## Exercise materials

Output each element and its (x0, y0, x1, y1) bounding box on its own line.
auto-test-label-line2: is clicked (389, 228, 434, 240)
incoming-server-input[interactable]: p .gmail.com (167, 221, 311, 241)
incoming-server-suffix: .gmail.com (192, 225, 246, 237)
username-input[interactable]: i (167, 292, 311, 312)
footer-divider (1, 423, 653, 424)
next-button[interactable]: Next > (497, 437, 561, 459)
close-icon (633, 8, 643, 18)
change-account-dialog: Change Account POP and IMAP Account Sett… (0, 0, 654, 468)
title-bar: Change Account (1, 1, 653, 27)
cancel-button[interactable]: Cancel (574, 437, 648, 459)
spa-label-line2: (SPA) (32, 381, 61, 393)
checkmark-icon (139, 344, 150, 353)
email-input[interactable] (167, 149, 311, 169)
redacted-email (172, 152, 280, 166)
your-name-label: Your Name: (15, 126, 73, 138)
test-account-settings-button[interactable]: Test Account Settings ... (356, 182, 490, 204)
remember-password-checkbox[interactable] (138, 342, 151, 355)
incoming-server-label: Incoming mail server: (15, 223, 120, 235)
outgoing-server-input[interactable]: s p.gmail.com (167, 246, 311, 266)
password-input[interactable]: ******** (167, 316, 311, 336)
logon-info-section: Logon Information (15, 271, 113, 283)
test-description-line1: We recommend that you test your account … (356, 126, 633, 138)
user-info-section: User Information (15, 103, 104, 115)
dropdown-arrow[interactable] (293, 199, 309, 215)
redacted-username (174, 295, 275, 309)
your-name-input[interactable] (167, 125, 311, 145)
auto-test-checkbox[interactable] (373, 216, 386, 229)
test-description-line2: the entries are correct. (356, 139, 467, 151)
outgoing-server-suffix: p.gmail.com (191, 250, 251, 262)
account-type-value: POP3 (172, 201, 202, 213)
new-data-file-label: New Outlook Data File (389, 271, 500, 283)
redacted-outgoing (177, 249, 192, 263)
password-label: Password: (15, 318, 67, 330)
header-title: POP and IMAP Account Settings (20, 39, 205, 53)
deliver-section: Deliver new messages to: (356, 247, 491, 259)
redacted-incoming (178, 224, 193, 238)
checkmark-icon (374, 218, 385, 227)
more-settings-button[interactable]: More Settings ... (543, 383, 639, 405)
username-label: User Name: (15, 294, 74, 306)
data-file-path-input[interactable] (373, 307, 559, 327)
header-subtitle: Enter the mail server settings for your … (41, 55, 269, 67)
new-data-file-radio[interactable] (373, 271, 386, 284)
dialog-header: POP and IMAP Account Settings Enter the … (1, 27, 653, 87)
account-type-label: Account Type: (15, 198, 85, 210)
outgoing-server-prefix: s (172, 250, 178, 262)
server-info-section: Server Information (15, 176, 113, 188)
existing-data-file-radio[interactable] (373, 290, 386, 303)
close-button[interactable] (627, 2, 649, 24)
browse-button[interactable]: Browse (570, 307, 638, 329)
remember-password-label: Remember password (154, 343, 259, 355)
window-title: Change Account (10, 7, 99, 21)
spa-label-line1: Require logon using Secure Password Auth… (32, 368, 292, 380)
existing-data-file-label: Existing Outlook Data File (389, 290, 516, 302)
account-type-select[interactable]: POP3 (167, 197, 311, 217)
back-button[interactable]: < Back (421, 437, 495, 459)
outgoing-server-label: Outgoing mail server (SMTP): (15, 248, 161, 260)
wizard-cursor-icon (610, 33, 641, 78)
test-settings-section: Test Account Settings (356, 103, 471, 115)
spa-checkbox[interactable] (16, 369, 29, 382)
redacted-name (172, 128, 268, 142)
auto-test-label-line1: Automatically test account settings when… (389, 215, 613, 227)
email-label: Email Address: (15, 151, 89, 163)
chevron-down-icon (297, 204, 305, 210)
---
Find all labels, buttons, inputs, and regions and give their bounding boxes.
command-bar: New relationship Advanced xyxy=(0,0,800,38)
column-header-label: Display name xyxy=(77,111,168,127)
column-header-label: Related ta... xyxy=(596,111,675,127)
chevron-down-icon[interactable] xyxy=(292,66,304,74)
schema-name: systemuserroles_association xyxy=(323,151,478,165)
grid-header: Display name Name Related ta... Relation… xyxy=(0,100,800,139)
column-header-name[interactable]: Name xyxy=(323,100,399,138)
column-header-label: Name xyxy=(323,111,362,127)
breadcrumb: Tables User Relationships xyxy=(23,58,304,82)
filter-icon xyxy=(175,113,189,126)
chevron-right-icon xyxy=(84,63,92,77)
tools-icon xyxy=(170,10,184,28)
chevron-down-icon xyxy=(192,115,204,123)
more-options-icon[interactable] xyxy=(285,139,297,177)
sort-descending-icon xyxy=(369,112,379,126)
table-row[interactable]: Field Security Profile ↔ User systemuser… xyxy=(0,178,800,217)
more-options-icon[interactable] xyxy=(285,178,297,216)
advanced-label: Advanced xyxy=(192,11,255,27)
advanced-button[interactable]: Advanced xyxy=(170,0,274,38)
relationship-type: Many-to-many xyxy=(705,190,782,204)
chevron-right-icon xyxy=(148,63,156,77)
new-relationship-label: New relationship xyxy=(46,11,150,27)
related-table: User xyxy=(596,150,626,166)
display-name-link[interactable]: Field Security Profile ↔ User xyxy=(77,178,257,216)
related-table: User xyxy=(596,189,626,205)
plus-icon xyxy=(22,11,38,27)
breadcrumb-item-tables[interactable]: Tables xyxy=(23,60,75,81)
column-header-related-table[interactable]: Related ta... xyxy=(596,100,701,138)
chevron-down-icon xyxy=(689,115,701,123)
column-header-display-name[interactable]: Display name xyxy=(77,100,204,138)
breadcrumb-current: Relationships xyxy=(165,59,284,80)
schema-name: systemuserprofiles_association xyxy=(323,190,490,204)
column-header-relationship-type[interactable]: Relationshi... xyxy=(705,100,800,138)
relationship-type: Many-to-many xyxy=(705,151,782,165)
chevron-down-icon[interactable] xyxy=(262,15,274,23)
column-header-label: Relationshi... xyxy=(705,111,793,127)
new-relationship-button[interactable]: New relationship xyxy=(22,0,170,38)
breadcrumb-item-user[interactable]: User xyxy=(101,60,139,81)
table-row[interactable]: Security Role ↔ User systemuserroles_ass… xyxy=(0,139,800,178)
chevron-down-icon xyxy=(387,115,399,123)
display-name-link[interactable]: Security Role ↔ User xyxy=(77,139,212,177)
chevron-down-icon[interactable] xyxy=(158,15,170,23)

## Prompt
Write out word for word the lines from the one containing "Find all labels, buttons, inputs, and" through the one containing "more-options-icon[interactable] xyxy=(285,178,297,216)", including both of those lines.

## Task response
Find all labels, buttons, inputs, and regions and give their bounding boxes.
command-bar: New relationship Advanced xyxy=(0,0,800,38)
column-header-label: Display name xyxy=(77,111,168,127)
column-header-label: Related ta... xyxy=(596,111,675,127)
chevron-down-icon[interactable] xyxy=(292,66,304,74)
schema-name: systemuserroles_association xyxy=(323,151,478,165)
grid-header: Display name Name Related ta... Relation… xyxy=(0,100,800,139)
column-header-name[interactable]: Name xyxy=(323,100,399,138)
column-header-label: Name xyxy=(323,111,362,127)
breadcrumb: Tables User Relationships xyxy=(23,58,304,82)
filter-icon xyxy=(175,113,189,126)
chevron-right-icon xyxy=(84,63,92,77)
tools-icon xyxy=(170,10,184,28)
chevron-down-icon xyxy=(192,115,204,123)
more-options-icon[interactable] xyxy=(285,139,297,177)
sort-descending-icon xyxy=(369,112,379,126)
table-row[interactable]: Field Security Profile ↔ User systemuser… xyxy=(0,178,800,217)
more-options-icon[interactable] xyxy=(285,178,297,216)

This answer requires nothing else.